- _Directions_
Each record that follows should be repeated exactly, minus any images.

(A run of records)
------------------------------

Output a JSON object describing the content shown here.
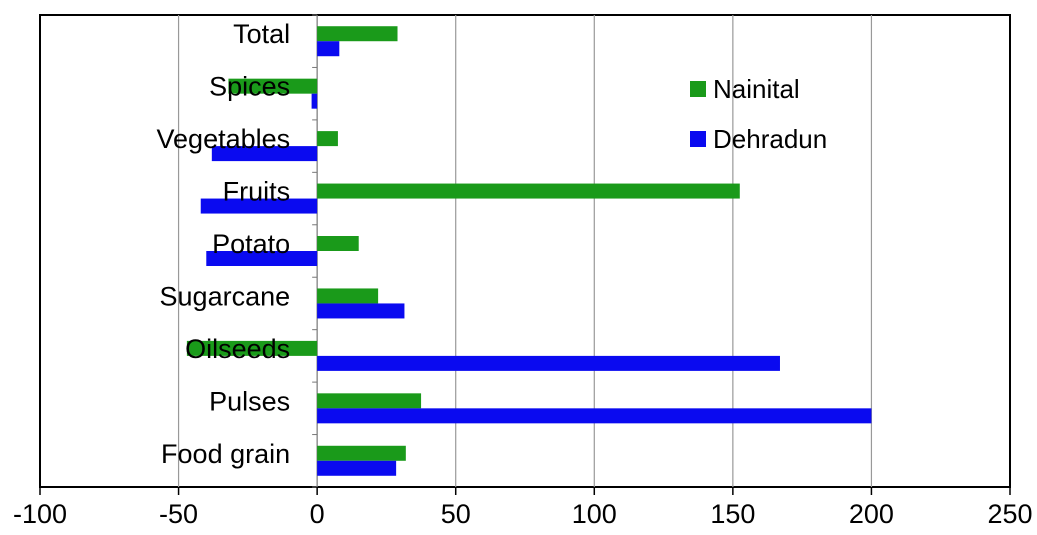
{
  "chart_data": {
    "type": "bar",
    "orientation": "horizontal",
    "categories": [
      "Food grain",
      "Pulses",
      "Oilseeds",
      "Sugarcane",
      "Potato",
      "Fruits",
      "Vegetables",
      "Spices",
      "Total"
    ],
    "series": [
      {
        "name": "Nainital",
        "color": "#1a9a1a",
        "values": [
          32,
          37.5,
          -47,
          22,
          15,
          152.5,
          7.5,
          -32,
          29
        ]
      },
      {
        "name": "Dehradun",
        "color": "#0a0af0",
        "values": [
          28.5,
          200,
          167,
          31.5,
          -40,
          -42,
          -38,
          -2,
          8
        ]
      }
    ],
    "xlim": [
      -100,
      250
    ],
    "xticks": [
      "-100",
      "-50",
      "0",
      "50",
      "100",
      "150",
      "200",
      "250"
    ],
    "grid": true,
    "legend": "upper-right, inside plot",
    "title": "",
    "xlabel": "",
    "ylabel": ""
  }
}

------------------------------

- _Finished task_
Output a JSON object describing the content shown here.
{
  "chart_data": {
    "type": "bar",
    "orientation": "horizontal",
    "categories": [
      "Food grain",
      "Pulses",
      "Oilseeds",
      "Sugarcane",
      "Potato",
      "Fruits",
      "Vegetables",
      "Spices",
      "Total"
    ],
    "series": [
      {
        "name": "Nainital",
        "color": "#1a9a1a",
        "values": [
          32,
          37.5,
          -47,
          22,
          15,
          152.5,
          7.5,
          -32,
          29
        ]
      },
      {
        "name": "Dehradun",
        "color": "#0a0af0",
        "values": [
          28.5,
          200,
          167,
          31.5,
          -40,
          -42,
          -38,
          -2,
          8
        ]
      }
    ],
    "xlim": [
      -100,
      250
    ],
    "xticks": [
      "-100",
      "-50",
      "0",
      "50",
      "100",
      "150",
      "200",
      "250"
    ],
    "grid": true,
    "legend": "upper-right, inside plot",
    "title": "",
    "xlabel": "",
    "ylabel": ""
  }
}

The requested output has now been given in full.